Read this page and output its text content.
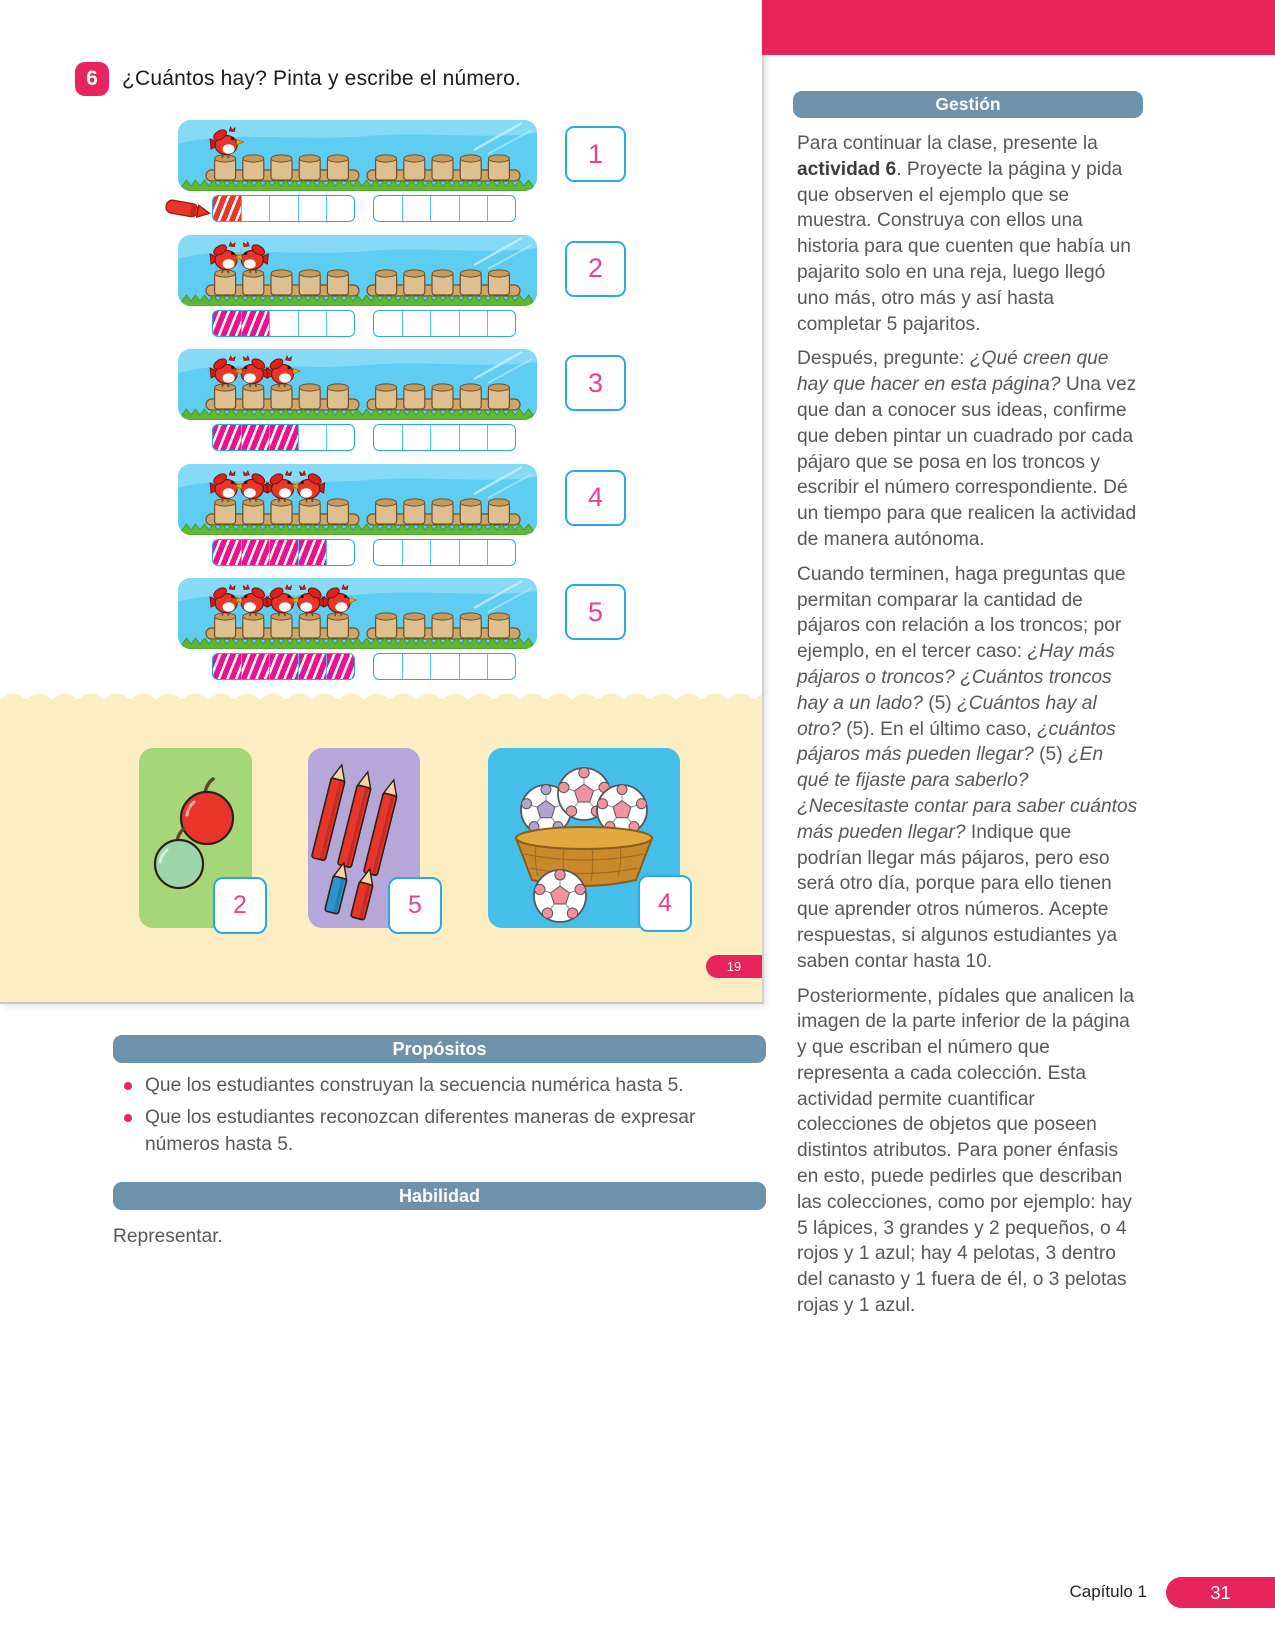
6	¿Cuántos hay? Pinta y escribe el número.
1
2
3
4
5
2	5	4
19
Gestión

Para continuar la clase, presente la actividad 6. Proyecte la página y pida que observen el ejemplo que se muestra. Construya con ellos una historia para que cuenten que había un pajarito solo en una reja, luego llegó uno más, otro más y así hasta completar 5 pajaritos.

Después, pregunte: ¿Qué creen que hay que hacer en esta página? Una vez que dan a conocer sus ideas, confirme que deben pintar un cuadrado por cada pájaro que se posa en los troncos y escribir el número correspondiente. Dé un tiempo para que realicen la actividad de manera autónoma.

Cuando terminen, haga preguntas que permitan comparar la cantidad de pájaros con relación a los troncos; por ejemplo, en el tercer caso: ¿Hay más pájaros o troncos? ¿Cuántos troncos hay a un lado? (5) ¿Cuántos hay al otro? (5). En el último caso, ¿cuántos pájaros más pueden llegar? (5) ¿En qué te fijaste para saberlo? ¿Necesitaste contar para saber cuántos más pueden llegar? Indique que podrían llegar más pájaros, pero eso será otro día, porque para ello tienen que aprender otros números. Acepte respuestas, si algunos estudiantes ya saben contar hasta 10.

Posteriormente, pídales que analicen la imagen de la parte inferior de la página y que escriban el número que representa a cada colección. Esta actividad permite cuantificar colecciones de objetos que poseen distintos atributos. Para poner énfasis en esto, puede pedirles que describan las colecciones, como por ejemplo: hay 5 lápices, 3 grandes y 2 pequeños, o 4 rojos y 1 azul; hay 4 pelotas, 3 dentro del canasto y 1 fuera de él, o 3 pelotas rojas y 1 azul.

Propósitos
Que los estudiantes construyan la secuencia numérica hasta 5.
Que los estudiantes reconozcan diferentes maneras de expresar números hasta 5.
Habilidad
Representar.
Capítulo 1	31
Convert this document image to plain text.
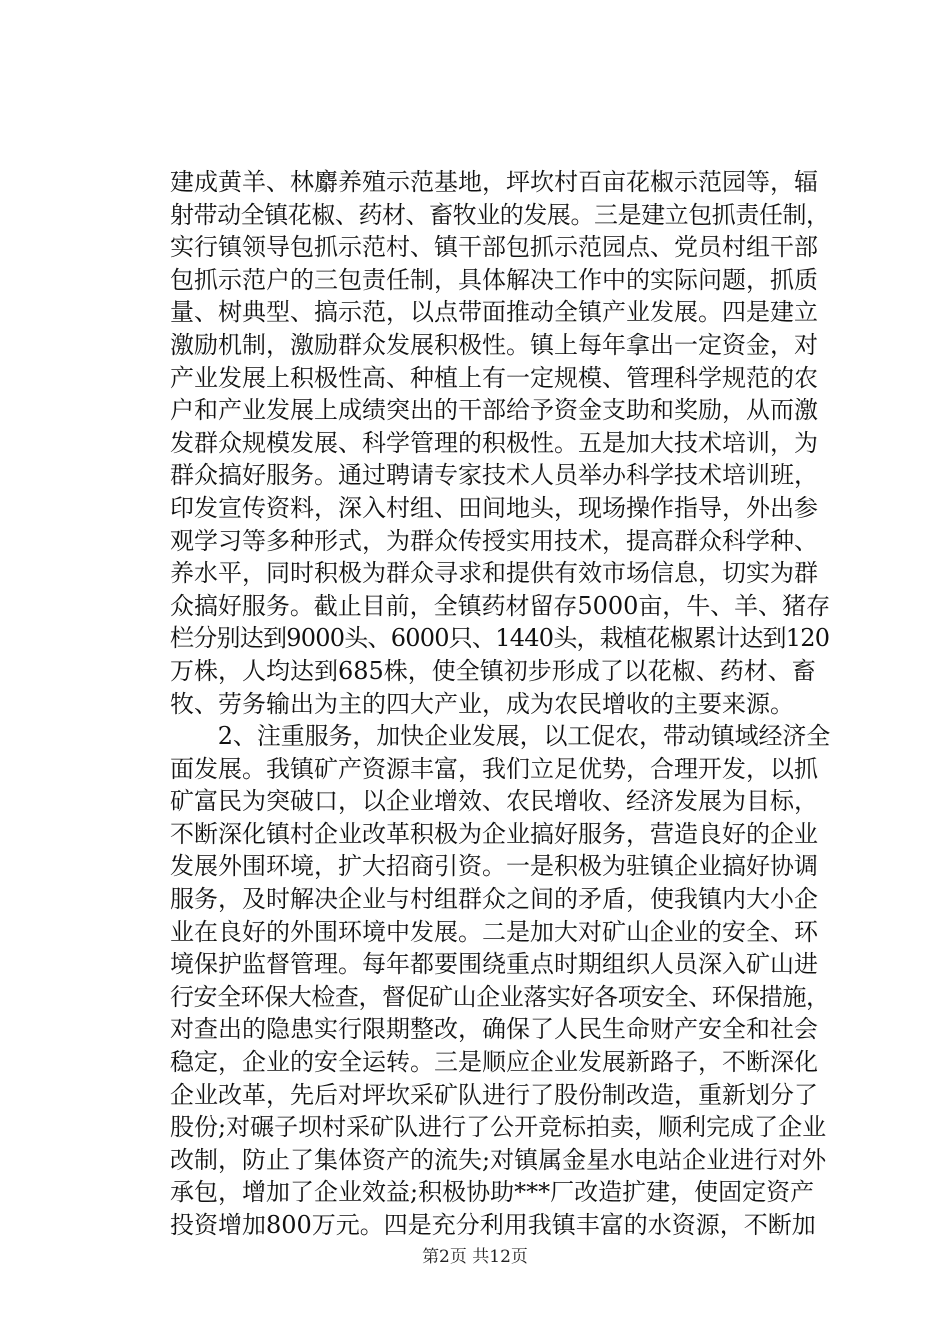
建成黄羊、林麝养殖示范基地，坪坎村百亩花椒示范园等，辐
射带动全镇花椒、药材、畜牧业的发展。三是建立包抓责任制，
实行镇领导包抓示范村、镇干部包抓示范园点、党员村组干部
包抓示范户的三包责任制，具体解决工作中的实际问题，抓质
量、树典型、搞示范，以点带面推动全镇产业发展。四是建立
激励机制，激励群众发展积极性。镇上每年拿出一定资金，对
产业发展上积极性高、种植上有一定规模、管理科学规范的农
户和产业发展上成绩突出的干部给予资金支助和奖励，从而激
发群众规模发展、科学管理的积极性。五是加大技术培训，为
群众搞好服务。通过聘请专家技术人员举办科学技术培训班，
印发宣传资料，深入村组、田间地头，现场操作指导，外出参
观学习等多种形式，为群众传授实用技术，提高群众科学种、
养水平，同时积极为群众寻求和提供有效市场信息，切实为群
众搞好服务。截止目前，全镇药材留存5000亩，牛、羊、猪存
栏分别达到9000头、6000只、1440头，栽植花椒累计达到120
万株，人均达到685株，使全镇初步形成了以花椒、药材、畜
牧、劳务输出为主的四大产业，成为农民增收的主要来源。
　　2、注重服务，加快企业发展，以工促农，带动镇域经济全
面发展。我镇矿产资源丰富，我们立足优势，合理开发，以抓
矿富民为突破口，以企业增效、农民增收、经济发展为目标，
不断深化镇村企业改革积极为企业搞好服务，营造良好的企业
发展外围环境，扩大招商引资。一是积极为驻镇企业搞好协调
服务，及时解决企业与村组群众之间的矛盾，使我镇内大小企
业在良好的外围环境中发展。二是加大对矿山企业的安全、环
境保护监督管理。每年都要围绕重点时期组织人员深入矿山进
行安全环保大检查，督促矿山企业落实好各项安全、环保措施，
对查出的隐患实行限期整改，确保了人民生命财产安全和社会
稳定，企业的安全运转。三是顺应企业发展新路子，不断深化
企业改革，先后对坪坎采矿队进行了股份制改造，重新划分了
股份;对碾子坝村采矿队进行了公开竞标拍卖，顺利完成了企业
改制，防止了集体资产的流失;对镇属金星水电站企业进行对外
承包，增加了企业效益;积极协助***厂改造扩建，使固定资产
投资增加800万元。四是充分利用我镇丰富的水资源，不断加
第2页 共12页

* Your objective *
Count how many lines of the material hold the string "Cuántos". Give the number and nothing more.

* Response *
2